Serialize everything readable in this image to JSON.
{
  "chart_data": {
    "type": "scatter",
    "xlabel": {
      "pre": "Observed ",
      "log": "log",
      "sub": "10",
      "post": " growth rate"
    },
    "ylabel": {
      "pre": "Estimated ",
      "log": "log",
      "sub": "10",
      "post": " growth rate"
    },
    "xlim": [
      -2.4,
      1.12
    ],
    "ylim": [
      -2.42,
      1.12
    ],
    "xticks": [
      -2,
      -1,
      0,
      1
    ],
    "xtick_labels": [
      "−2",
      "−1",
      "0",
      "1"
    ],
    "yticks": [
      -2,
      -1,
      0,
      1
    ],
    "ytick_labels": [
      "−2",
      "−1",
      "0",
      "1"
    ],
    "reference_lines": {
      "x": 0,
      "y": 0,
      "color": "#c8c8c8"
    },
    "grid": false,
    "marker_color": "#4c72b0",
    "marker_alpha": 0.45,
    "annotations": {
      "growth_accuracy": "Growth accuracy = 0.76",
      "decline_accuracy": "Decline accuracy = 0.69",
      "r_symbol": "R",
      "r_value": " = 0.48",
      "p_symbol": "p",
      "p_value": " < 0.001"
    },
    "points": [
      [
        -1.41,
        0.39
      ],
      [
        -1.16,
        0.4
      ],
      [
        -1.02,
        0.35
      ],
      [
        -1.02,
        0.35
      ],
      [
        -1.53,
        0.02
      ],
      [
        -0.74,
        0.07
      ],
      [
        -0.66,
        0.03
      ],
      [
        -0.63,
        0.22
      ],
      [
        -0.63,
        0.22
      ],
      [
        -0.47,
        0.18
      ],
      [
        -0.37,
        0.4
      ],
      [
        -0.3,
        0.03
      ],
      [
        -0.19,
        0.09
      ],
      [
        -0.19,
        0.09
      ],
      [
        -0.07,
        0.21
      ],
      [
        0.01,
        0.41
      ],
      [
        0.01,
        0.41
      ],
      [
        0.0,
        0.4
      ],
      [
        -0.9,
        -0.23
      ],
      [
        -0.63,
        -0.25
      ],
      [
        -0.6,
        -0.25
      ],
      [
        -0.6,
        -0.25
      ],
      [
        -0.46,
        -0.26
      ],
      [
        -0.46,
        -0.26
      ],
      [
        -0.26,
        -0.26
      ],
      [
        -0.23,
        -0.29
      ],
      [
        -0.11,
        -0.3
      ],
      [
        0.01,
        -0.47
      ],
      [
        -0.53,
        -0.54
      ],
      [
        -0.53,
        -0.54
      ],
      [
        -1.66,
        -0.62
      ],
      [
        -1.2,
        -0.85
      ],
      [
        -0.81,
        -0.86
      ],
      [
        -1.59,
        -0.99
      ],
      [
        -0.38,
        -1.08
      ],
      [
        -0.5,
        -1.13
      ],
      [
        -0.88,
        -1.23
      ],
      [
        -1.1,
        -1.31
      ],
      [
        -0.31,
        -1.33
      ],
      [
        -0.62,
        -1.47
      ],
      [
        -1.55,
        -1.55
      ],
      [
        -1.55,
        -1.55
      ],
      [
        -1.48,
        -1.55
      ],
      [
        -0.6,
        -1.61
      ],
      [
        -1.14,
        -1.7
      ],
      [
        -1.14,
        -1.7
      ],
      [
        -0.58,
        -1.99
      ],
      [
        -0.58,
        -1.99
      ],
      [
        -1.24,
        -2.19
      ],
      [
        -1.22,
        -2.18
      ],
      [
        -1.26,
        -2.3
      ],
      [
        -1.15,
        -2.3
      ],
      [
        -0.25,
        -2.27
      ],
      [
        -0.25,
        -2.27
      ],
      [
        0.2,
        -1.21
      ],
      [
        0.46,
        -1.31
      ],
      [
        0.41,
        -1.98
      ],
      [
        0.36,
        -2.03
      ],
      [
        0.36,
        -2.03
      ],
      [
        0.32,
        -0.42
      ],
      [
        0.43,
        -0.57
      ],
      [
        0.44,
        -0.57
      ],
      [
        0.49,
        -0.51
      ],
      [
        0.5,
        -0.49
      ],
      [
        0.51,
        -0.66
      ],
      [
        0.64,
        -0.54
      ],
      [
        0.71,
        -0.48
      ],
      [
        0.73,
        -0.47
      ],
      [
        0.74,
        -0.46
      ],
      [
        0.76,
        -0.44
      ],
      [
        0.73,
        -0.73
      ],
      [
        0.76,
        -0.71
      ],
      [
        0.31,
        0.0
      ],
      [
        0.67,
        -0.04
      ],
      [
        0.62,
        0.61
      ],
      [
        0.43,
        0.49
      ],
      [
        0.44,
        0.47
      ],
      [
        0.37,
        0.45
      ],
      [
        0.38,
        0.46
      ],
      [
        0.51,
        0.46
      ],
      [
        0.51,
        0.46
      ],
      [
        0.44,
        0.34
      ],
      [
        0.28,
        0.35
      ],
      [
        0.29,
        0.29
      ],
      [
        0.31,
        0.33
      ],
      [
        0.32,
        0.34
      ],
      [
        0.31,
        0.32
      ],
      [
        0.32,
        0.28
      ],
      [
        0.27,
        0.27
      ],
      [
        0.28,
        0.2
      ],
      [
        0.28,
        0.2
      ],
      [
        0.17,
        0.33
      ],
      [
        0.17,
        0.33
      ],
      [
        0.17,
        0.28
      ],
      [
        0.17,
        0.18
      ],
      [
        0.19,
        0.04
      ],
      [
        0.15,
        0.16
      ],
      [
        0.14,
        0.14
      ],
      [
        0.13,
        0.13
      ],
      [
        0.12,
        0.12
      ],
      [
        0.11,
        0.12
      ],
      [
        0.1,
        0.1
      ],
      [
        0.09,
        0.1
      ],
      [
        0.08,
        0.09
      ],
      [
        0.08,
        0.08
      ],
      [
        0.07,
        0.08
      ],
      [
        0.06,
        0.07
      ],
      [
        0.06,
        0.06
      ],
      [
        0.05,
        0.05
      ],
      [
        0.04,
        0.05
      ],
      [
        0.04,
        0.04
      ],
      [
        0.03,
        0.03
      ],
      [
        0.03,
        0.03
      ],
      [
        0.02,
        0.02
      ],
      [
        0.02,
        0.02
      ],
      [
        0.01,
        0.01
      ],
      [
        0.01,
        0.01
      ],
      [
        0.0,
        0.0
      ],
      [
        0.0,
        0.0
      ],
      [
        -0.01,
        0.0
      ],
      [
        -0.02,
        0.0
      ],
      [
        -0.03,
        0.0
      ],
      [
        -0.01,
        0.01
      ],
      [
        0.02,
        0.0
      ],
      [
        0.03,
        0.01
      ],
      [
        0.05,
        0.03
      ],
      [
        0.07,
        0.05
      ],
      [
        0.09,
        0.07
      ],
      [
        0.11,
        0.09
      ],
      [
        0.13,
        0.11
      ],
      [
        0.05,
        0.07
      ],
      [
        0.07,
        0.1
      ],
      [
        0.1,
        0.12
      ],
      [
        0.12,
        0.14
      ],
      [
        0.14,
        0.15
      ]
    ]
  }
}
--
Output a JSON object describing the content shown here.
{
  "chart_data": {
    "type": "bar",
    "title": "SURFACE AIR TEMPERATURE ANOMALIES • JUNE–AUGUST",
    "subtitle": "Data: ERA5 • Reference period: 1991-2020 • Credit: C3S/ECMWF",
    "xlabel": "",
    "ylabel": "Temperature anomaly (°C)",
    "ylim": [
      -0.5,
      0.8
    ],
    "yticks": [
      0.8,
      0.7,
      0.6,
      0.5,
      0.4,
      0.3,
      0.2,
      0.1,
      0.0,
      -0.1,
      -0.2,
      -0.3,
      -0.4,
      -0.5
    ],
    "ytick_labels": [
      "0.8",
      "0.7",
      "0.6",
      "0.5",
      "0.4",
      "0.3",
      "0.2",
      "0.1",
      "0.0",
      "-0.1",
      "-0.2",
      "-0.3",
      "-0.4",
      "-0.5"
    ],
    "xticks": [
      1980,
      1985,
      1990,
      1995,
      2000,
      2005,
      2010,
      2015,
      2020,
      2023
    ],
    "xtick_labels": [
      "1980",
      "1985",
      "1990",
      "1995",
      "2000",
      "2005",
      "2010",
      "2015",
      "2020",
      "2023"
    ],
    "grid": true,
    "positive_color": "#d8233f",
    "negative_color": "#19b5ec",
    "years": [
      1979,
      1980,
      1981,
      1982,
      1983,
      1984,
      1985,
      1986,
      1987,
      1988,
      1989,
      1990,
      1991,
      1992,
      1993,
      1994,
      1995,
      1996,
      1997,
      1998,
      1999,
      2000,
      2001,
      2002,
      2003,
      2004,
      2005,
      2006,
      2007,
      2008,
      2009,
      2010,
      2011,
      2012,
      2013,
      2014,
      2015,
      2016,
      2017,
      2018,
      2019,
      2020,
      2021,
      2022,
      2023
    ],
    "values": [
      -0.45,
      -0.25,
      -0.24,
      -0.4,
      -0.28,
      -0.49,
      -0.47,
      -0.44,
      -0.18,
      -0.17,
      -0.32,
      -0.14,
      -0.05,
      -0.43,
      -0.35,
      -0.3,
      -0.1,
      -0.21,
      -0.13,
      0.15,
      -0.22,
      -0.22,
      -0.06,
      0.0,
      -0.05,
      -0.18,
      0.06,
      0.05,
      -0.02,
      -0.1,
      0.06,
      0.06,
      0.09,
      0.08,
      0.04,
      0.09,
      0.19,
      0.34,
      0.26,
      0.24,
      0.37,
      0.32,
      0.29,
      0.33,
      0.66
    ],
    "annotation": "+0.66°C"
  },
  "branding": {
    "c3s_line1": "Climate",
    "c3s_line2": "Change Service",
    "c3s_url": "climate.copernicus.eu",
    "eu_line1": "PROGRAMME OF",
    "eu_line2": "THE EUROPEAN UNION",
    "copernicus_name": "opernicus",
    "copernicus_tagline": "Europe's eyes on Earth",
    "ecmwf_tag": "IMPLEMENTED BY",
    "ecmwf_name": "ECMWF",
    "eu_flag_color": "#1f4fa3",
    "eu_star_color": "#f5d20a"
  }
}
...
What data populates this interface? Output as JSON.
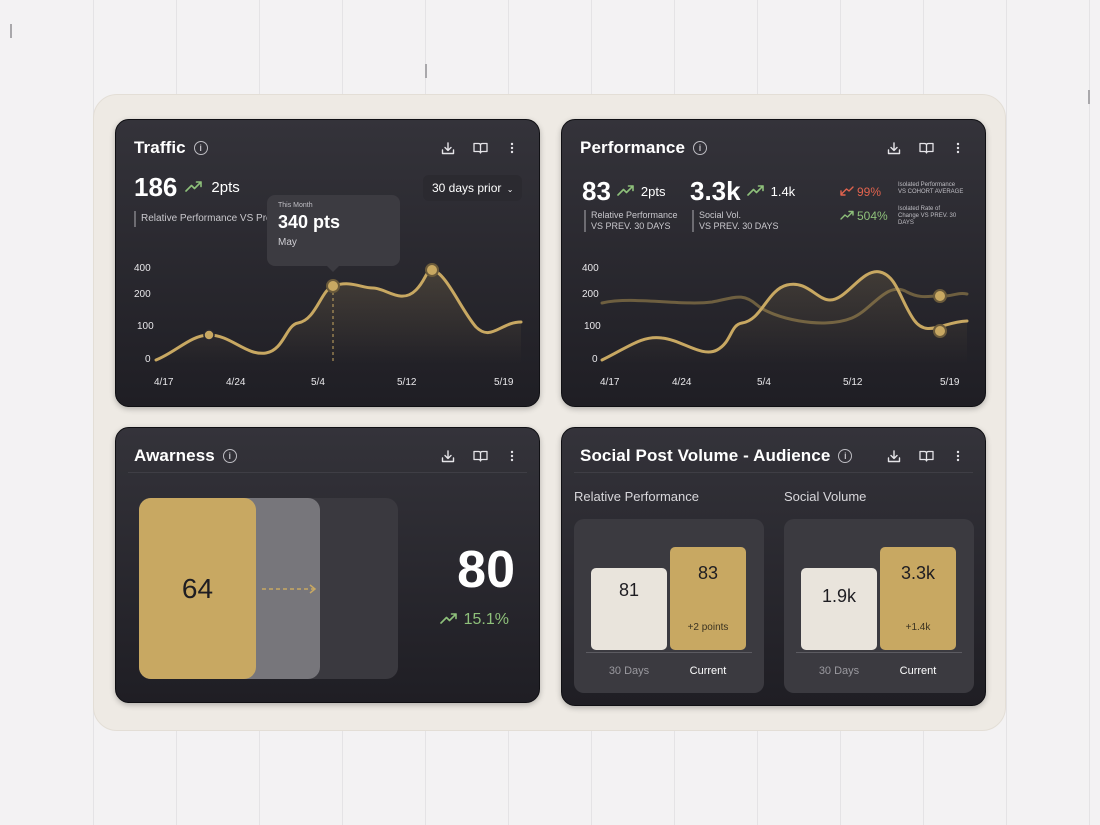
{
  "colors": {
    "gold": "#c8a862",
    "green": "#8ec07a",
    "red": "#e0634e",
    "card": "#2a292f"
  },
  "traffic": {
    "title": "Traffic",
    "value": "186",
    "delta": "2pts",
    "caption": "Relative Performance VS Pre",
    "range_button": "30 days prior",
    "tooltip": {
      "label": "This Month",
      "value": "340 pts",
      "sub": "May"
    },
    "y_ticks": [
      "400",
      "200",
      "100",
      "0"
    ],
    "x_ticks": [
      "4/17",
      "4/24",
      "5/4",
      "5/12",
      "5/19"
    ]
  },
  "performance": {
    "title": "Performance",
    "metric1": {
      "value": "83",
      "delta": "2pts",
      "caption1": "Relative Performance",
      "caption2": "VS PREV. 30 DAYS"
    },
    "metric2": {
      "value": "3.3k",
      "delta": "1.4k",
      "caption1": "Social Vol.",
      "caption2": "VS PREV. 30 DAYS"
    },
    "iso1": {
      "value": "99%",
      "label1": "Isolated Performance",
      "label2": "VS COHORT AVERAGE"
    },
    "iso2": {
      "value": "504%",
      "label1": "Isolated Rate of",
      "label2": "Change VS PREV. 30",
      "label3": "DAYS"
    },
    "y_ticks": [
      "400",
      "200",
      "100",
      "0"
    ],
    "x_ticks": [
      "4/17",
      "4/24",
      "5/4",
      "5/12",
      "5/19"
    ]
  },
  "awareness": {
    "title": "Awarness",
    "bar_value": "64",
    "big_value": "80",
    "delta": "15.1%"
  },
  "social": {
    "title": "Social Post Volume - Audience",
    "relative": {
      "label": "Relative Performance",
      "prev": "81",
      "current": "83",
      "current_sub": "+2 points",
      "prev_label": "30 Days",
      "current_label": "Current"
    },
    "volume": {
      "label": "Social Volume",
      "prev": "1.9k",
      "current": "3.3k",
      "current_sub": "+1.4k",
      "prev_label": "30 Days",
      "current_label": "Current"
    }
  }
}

▶ **REQUIREMENT**:
Copy each line that holds the word "ylabel".

▶ **SOLUTION TO THIS EXERCISE**:
    "ylabel": {
    "ylabel": "Temperature anomaly (°C)",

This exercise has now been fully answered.